| Request |
Which lines contain the word "this"? Return each of them as written.

----------------

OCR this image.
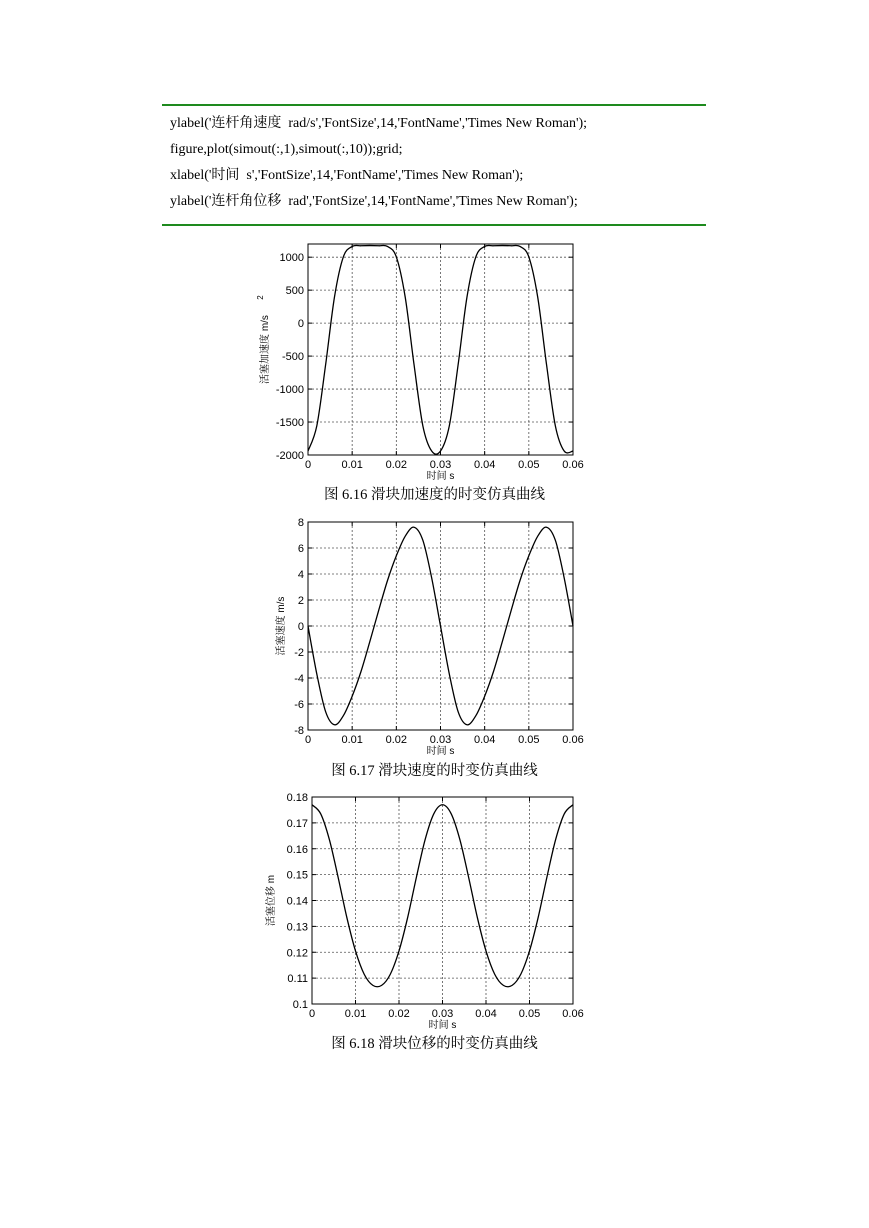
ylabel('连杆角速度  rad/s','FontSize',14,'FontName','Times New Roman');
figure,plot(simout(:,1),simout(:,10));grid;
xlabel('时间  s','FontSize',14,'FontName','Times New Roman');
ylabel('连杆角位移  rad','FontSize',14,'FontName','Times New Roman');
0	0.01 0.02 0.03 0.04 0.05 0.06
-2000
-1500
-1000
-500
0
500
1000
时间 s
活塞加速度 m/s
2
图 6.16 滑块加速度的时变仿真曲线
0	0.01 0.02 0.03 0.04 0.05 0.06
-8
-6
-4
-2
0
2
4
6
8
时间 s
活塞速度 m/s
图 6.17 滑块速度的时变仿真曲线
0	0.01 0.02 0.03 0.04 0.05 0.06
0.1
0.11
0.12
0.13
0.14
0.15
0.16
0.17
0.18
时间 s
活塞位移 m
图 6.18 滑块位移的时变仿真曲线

----------------

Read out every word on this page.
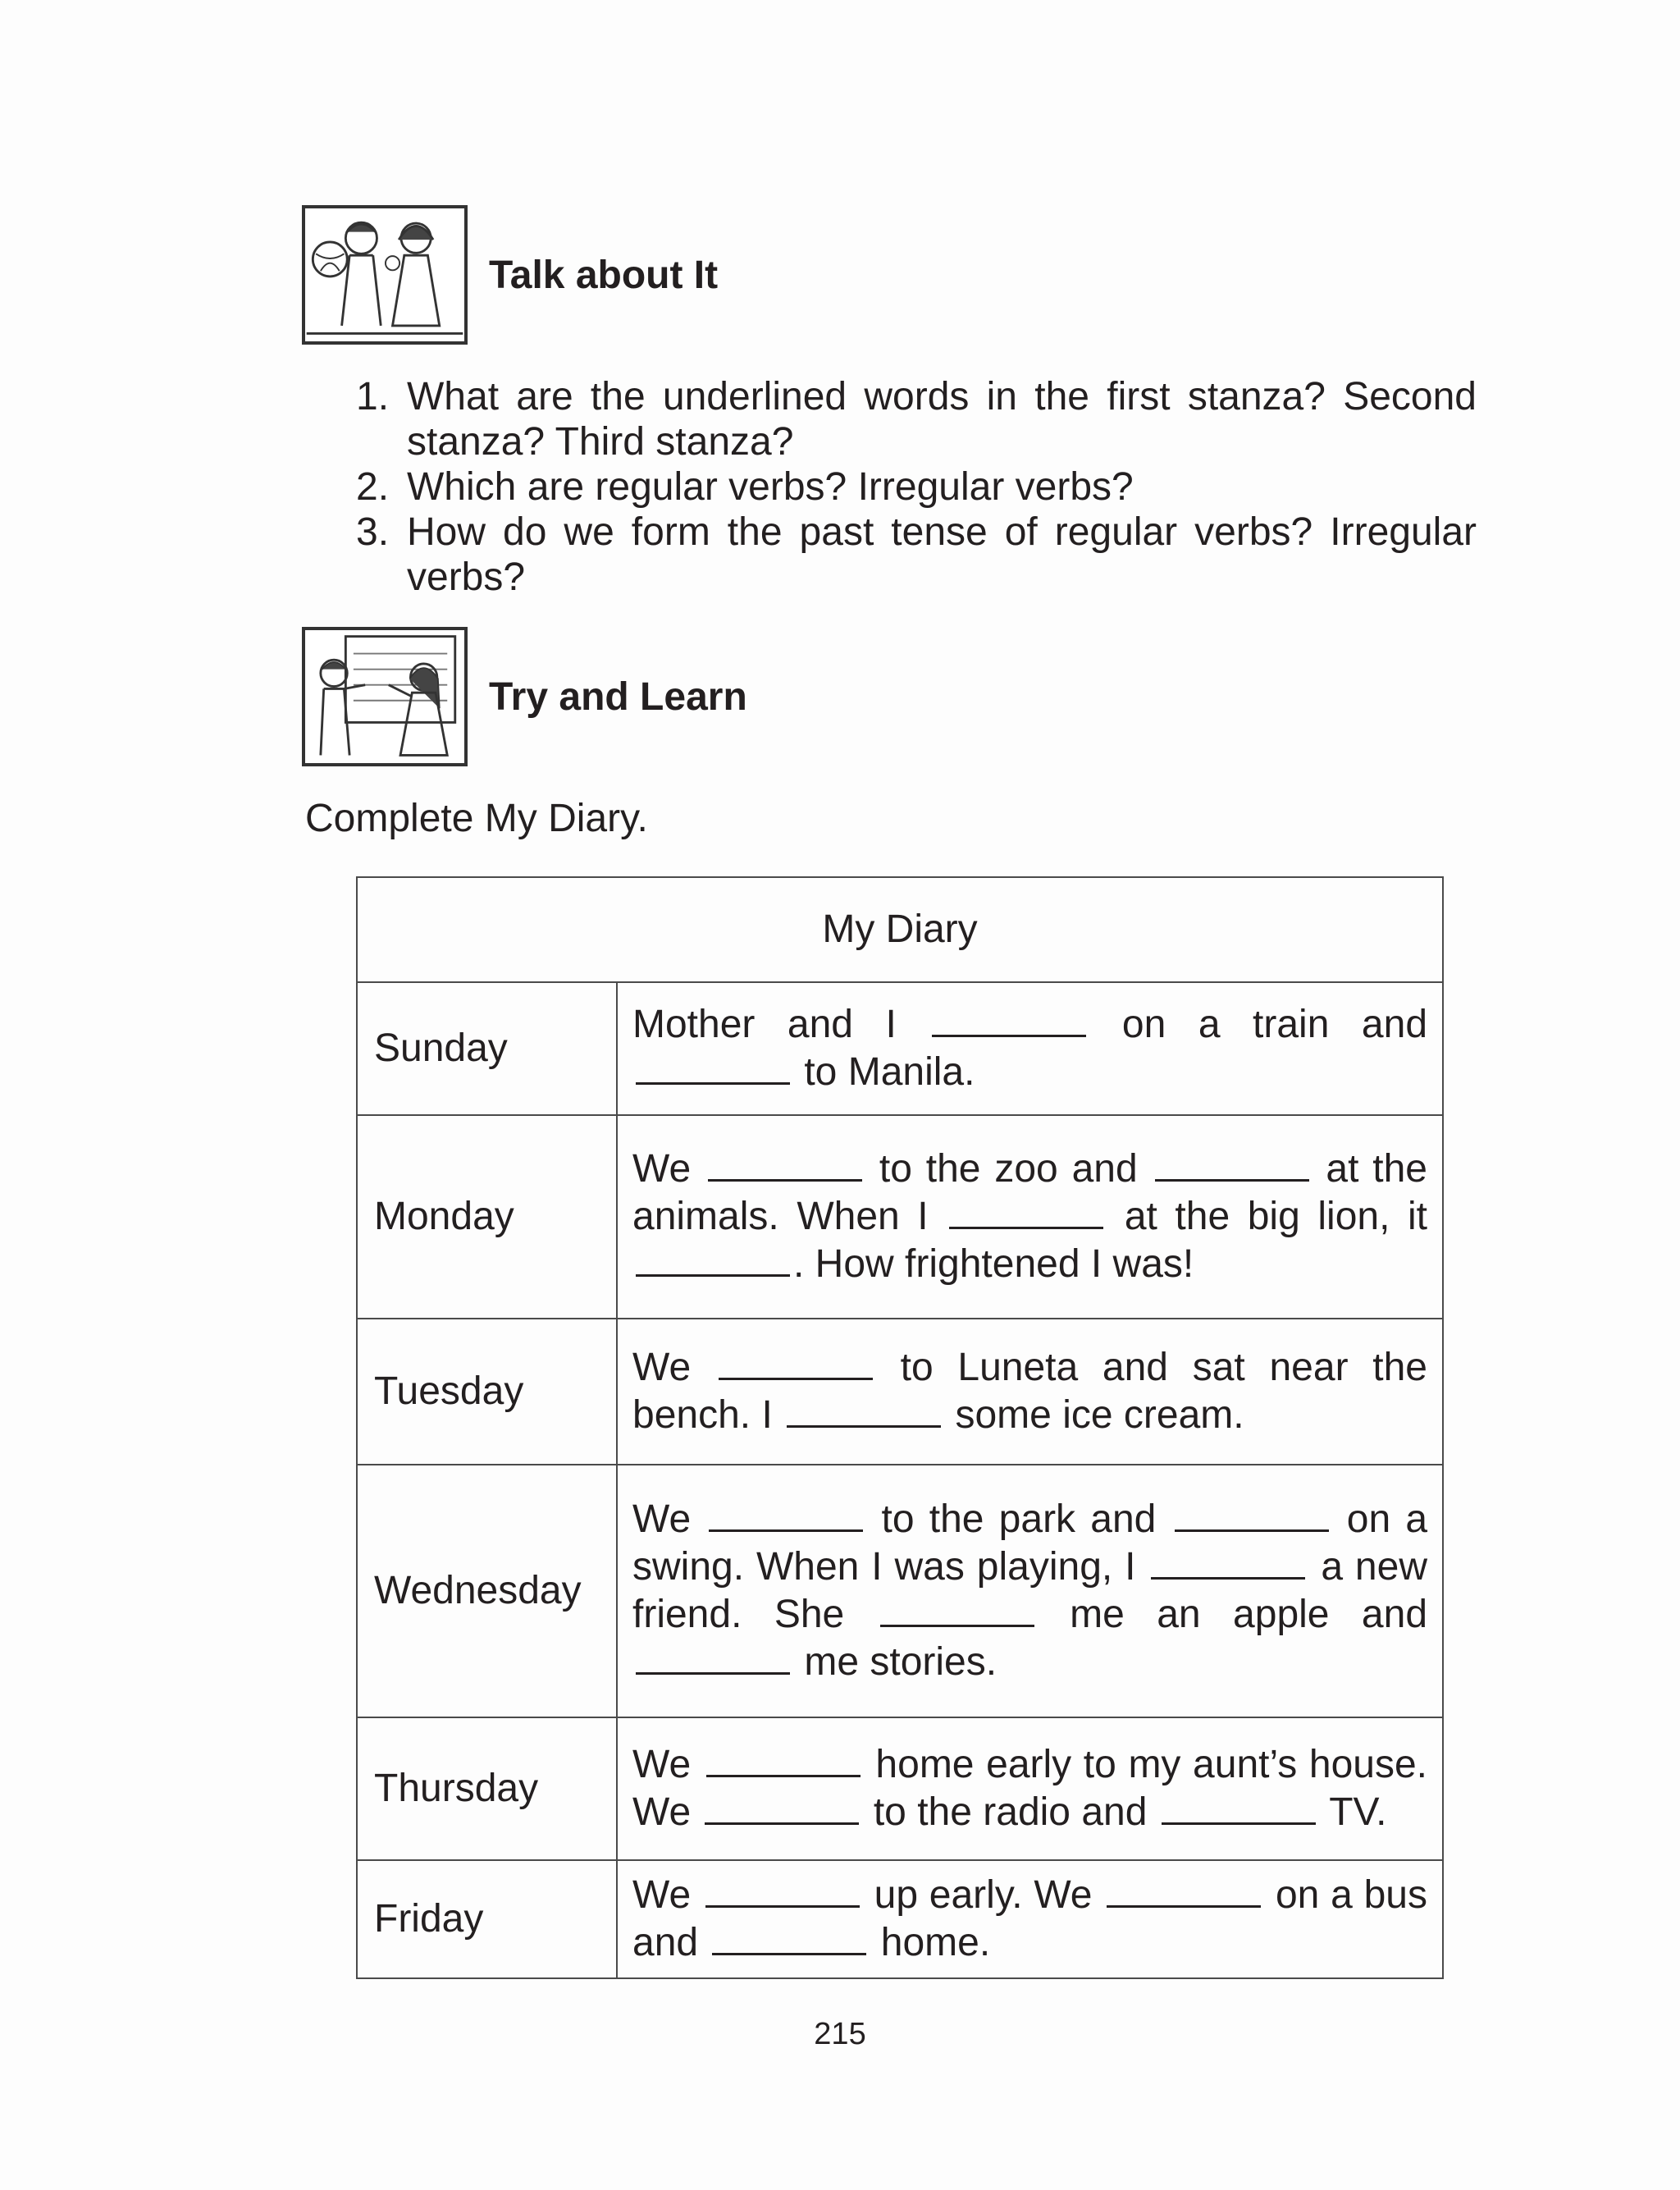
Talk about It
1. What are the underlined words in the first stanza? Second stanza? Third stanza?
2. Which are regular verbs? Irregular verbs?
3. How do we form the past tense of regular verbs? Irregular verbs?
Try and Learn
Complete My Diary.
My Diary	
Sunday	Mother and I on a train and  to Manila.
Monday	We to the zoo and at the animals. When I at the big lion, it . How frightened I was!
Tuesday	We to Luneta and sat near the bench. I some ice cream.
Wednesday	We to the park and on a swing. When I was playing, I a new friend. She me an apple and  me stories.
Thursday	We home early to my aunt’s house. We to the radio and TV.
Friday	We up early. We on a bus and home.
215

----------------

| Task solution |
OCR this image.
Read out every word on this page.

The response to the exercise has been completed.